Your goal: Put each line of the records below into a Markdown table with two columns, Row and Line. Number the rows, skip blank lines, and leave the pictures out.

Record extracts:
+-------+
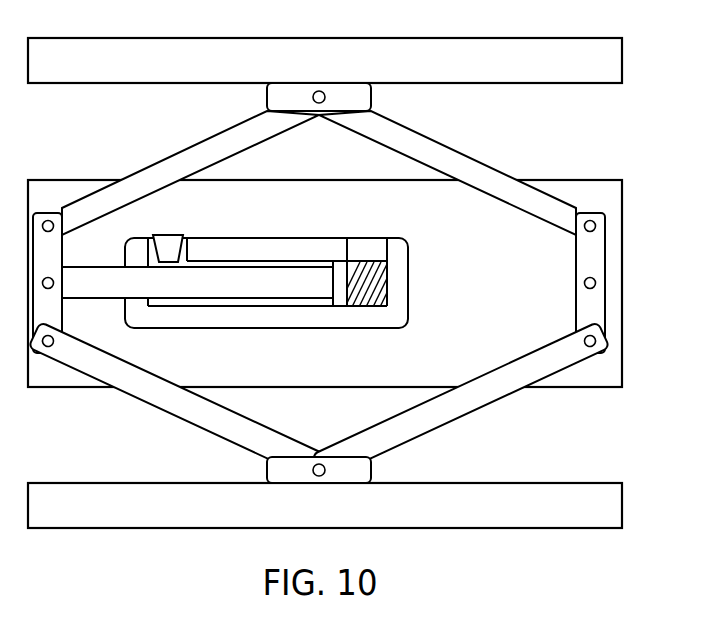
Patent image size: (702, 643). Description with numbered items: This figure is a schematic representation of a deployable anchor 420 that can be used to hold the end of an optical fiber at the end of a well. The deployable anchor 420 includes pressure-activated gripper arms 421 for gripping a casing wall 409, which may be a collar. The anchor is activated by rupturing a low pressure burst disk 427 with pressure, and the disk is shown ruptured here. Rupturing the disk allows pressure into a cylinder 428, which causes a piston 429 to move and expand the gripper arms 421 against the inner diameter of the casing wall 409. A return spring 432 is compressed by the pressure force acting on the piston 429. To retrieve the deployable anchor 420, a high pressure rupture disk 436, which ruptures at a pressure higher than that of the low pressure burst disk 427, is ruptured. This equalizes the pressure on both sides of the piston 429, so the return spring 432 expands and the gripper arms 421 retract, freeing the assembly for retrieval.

The casing wall 409 is at (324, 38).
The deployable anchor 420 is at (344, 283).
The gripper arms 421 is at (478, 159).
The low pressure burst disk 427 is at (177, 235).
The cylinder 428 is at (267, 328).
The piston 429 is at (215, 287).
The return spring 432 is at (382, 281).
The high pressure rupture disk 436 is at (398, 256).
+-------+
Response:
| Row | Line |
|---|---|
| 1 | Patent image size: (702, 643). Description with numbered items: This figure is a schematic representation of a deployable anchor 420 that can be used to hold the end of an optical fiber at the end of a well. The deployable anchor 420 includes pressure-activated gripper arms 421 for gripping a casing wall 409, which may be a collar. The anchor is activated by rupturing a low pressure burst disk 427 with pressure, and the disk is shown ruptured here. Rupturing the disk allows pressure into a cylinder 428, which causes a piston 429 to move and expand the gripper arms 421 against the inner diameter of the casing wall 409. A return spring 432 is compressed by the pressure force acting on the piston 429. To retrieve the deployable anchor 420, a high pressure rupture disk 436, which ruptures at a pressure higher than that of the low pressure burst disk 427, is ruptured. This equalizes the pressure on both sides of the piston 429, so the return spring 432 expands and the gripper arms 421 retract, freeing the assembly for retrieval. |
| 2 | The casing wall 409 is at (324, 38). |
| 3 | The deployable anchor 420 is at (344, 283). |
| 4 | The gripper arms 421 is at (478, 159). |
| 5 | The low pressure burst disk 427 is at (177, 235). |
| 6 | The cylinder 428 is at (267, 328). |
| 7 | The piston 429 is at (215, 287). |
| 8 | The return spring 432 is at (382, 281). |
| 9 | The high pressure rupture disk 436 is at (398, 256). |